-- begin --

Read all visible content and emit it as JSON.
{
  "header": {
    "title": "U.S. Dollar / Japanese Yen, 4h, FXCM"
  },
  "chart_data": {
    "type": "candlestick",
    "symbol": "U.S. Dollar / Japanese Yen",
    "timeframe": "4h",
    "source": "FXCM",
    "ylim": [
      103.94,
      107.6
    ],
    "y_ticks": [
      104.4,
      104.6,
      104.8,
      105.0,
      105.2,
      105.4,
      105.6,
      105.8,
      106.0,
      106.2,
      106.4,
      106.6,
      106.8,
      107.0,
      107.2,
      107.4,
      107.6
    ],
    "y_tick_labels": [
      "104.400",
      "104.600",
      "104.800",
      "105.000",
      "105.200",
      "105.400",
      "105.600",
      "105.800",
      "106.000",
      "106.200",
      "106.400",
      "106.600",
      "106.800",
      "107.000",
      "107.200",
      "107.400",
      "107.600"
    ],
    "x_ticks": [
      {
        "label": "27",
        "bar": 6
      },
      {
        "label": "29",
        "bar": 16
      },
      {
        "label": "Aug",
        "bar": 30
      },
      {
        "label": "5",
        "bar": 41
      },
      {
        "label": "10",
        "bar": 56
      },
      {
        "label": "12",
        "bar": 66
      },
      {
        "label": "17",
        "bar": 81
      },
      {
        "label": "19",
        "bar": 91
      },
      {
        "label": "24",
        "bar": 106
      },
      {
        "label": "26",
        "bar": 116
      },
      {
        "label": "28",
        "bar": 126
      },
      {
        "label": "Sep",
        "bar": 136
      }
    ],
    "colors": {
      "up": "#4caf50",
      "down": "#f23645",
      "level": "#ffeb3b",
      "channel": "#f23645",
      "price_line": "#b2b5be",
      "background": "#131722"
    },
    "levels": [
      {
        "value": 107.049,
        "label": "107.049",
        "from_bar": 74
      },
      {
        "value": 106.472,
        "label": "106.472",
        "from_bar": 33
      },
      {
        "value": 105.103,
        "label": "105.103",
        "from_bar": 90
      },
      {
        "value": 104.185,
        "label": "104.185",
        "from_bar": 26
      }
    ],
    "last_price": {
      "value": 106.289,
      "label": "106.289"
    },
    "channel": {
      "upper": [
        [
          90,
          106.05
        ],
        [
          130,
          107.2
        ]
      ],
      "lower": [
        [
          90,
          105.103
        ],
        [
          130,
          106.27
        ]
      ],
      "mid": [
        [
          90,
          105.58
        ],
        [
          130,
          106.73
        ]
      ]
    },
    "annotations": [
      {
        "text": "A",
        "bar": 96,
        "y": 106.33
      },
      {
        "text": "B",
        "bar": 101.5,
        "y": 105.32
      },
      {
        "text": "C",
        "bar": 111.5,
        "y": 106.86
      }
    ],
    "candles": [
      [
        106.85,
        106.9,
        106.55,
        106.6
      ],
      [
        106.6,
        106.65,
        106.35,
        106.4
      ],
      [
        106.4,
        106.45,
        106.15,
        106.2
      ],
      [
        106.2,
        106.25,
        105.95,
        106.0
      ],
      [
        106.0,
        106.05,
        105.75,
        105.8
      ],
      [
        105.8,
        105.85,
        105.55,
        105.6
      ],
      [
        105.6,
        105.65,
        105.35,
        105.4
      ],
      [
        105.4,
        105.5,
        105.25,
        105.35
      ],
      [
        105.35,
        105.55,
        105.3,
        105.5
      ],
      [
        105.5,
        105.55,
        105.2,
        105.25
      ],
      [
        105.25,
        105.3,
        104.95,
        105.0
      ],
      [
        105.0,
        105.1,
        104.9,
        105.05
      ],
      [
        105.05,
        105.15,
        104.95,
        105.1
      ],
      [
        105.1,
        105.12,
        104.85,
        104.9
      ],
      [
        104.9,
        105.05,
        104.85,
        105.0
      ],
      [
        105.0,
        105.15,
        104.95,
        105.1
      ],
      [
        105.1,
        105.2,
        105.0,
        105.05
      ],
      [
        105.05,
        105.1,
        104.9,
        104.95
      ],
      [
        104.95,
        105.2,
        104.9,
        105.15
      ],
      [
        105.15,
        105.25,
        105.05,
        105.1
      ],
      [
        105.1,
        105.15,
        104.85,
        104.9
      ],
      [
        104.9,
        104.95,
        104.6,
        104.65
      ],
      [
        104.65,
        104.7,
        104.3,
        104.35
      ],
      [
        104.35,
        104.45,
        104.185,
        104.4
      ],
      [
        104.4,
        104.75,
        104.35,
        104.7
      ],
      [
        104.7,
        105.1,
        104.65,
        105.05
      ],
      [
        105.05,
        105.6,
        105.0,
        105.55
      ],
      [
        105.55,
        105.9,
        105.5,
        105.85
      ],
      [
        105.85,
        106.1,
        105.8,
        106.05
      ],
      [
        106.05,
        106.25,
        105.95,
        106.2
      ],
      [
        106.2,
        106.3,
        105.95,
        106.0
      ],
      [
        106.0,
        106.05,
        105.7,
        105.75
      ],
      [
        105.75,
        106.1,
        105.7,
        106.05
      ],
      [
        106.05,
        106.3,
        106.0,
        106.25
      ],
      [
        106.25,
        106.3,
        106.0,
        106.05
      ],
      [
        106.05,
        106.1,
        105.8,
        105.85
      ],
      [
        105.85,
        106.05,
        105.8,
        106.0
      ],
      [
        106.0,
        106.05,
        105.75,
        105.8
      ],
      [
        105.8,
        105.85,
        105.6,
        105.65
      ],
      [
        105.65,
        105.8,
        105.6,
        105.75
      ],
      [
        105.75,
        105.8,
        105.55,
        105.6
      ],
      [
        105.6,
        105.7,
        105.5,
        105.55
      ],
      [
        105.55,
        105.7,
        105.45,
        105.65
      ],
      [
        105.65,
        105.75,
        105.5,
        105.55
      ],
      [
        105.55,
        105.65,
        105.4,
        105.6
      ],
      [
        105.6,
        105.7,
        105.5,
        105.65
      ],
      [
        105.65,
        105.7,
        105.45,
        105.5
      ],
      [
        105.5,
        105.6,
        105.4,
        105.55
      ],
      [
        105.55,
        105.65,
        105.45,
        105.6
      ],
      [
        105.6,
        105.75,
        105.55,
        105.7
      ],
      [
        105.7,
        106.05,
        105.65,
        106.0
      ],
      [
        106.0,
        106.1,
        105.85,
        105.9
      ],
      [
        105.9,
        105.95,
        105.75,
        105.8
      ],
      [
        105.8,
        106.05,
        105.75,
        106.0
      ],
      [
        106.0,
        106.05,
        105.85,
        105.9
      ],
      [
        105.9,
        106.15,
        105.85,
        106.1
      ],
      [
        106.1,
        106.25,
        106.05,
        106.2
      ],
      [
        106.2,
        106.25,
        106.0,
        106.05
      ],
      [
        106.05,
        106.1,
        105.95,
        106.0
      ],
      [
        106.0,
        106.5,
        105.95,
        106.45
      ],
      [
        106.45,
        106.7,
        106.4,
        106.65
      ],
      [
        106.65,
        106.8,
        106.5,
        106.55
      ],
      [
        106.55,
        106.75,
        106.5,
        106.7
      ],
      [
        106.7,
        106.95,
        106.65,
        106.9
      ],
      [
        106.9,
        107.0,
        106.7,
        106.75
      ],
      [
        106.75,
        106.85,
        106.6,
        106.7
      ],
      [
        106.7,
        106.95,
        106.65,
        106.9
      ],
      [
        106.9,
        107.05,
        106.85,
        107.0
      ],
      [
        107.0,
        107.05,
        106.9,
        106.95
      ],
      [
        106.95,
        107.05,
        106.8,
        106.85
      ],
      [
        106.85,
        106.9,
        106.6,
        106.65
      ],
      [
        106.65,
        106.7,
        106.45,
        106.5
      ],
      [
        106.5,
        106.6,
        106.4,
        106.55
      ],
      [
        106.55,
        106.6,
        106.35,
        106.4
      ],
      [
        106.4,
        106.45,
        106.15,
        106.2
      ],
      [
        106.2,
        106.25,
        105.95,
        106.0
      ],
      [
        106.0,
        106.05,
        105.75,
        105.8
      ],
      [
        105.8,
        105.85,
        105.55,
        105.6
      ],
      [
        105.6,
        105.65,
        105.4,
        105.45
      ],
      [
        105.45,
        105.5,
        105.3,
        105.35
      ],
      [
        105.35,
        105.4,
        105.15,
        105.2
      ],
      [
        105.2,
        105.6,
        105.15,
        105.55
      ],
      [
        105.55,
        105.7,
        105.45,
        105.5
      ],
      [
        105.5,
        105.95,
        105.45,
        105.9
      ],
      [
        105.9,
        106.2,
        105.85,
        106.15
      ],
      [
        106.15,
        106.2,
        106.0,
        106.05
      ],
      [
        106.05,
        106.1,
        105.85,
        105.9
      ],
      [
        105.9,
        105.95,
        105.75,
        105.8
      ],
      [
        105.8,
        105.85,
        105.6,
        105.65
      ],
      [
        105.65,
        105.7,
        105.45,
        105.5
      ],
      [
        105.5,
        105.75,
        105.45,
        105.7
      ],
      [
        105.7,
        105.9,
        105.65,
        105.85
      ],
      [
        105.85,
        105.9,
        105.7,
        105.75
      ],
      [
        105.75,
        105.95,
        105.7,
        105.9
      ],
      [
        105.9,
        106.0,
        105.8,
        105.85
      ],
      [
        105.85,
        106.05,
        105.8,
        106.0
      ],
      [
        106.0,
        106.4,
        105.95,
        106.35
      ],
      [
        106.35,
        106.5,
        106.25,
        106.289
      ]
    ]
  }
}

-- end --

STATED EXERCISE:
Copy out every line in the listing where the word "FXCM" appears.

EXERCISE RESPONSE:
    "title": "U.S. Dollar / Japanese Yen, 4h, FXCM"
    "source": "FXCM",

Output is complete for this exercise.